How many lines in the rows below contain the string "Default"? Reply with the number only.

EXTRACTED RECORDS
= = = = =
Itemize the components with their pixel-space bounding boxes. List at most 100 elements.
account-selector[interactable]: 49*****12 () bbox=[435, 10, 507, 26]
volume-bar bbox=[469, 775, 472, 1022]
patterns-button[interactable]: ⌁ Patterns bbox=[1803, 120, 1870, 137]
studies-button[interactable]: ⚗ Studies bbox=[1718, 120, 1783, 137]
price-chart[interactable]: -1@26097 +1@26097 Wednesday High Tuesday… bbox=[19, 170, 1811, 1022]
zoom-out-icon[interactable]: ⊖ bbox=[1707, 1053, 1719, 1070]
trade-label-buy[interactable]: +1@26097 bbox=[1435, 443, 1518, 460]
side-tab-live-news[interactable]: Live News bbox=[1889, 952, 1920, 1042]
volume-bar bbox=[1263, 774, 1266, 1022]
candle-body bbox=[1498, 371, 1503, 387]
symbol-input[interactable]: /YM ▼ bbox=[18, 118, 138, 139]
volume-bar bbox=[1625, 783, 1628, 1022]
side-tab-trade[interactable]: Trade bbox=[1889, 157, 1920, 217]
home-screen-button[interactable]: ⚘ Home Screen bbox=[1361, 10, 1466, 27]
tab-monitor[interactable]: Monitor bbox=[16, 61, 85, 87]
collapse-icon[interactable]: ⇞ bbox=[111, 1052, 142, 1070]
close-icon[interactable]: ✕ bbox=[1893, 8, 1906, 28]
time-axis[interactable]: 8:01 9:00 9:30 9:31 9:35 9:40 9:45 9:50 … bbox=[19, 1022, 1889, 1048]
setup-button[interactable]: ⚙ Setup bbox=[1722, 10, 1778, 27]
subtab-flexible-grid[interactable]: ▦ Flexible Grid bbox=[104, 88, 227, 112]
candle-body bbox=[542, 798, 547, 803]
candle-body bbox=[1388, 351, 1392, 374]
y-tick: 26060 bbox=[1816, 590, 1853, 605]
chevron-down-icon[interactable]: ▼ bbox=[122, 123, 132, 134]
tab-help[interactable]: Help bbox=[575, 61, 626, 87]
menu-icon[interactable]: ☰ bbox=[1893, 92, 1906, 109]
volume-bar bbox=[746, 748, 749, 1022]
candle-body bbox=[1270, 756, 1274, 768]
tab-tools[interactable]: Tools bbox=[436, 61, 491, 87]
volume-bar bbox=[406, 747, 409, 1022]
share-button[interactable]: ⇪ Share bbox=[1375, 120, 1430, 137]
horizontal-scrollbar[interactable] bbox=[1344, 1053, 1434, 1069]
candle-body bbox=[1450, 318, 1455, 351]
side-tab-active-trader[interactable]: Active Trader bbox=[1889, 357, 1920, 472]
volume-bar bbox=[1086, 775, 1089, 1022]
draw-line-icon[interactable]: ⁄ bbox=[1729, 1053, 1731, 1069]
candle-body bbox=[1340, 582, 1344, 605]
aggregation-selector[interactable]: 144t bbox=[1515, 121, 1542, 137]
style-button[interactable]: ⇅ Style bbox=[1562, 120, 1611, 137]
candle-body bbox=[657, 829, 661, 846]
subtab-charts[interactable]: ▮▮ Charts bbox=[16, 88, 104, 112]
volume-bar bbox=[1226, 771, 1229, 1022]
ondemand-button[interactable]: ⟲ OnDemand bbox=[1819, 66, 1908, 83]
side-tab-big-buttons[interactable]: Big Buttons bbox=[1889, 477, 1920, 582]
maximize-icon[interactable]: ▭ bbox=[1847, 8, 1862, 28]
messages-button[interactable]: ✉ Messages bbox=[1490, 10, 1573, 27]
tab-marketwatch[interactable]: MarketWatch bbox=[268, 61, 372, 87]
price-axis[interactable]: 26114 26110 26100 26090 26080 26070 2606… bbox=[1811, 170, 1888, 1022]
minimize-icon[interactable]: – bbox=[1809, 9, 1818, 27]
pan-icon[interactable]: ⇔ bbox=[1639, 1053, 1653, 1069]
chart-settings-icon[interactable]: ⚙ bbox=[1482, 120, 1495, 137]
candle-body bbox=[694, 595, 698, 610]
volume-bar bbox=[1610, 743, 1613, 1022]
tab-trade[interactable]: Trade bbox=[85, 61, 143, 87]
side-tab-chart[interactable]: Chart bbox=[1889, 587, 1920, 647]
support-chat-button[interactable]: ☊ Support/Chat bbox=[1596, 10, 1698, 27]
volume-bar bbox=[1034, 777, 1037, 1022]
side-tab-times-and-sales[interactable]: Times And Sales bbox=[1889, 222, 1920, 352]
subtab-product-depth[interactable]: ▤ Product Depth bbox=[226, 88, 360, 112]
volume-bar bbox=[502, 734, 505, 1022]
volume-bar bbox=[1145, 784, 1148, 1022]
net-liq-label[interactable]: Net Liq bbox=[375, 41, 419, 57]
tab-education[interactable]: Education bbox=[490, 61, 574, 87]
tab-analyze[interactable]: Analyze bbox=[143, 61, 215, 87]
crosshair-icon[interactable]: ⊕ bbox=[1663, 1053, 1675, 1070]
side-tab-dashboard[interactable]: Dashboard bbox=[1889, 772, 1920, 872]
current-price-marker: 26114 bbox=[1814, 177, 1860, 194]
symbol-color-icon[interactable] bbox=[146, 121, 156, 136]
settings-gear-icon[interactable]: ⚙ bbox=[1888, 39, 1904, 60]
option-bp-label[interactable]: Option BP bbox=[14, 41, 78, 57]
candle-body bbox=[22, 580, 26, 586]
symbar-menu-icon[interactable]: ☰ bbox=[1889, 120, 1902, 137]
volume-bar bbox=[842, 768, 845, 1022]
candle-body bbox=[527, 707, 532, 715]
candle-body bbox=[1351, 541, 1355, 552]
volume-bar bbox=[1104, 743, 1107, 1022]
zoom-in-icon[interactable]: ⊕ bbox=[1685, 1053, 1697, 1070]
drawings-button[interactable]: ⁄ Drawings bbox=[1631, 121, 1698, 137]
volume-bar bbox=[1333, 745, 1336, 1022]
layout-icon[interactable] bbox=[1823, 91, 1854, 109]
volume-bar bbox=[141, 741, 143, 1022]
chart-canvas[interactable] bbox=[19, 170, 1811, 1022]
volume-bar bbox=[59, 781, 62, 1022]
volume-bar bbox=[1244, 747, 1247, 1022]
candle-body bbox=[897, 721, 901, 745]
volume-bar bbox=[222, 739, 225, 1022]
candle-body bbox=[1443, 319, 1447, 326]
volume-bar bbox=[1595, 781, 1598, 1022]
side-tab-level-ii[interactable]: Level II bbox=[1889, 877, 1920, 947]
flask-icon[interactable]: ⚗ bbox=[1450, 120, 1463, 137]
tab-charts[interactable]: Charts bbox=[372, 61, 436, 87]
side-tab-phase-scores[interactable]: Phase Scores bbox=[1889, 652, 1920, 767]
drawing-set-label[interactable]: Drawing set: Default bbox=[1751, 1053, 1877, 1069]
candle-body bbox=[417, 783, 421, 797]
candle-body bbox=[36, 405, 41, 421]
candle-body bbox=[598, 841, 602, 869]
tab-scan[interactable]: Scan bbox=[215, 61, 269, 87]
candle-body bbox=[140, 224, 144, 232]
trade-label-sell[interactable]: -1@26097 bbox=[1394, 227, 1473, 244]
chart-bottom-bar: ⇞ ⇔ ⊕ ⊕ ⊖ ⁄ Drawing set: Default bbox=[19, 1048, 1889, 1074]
= = = = =
SOLUTION TO THIS TASK
2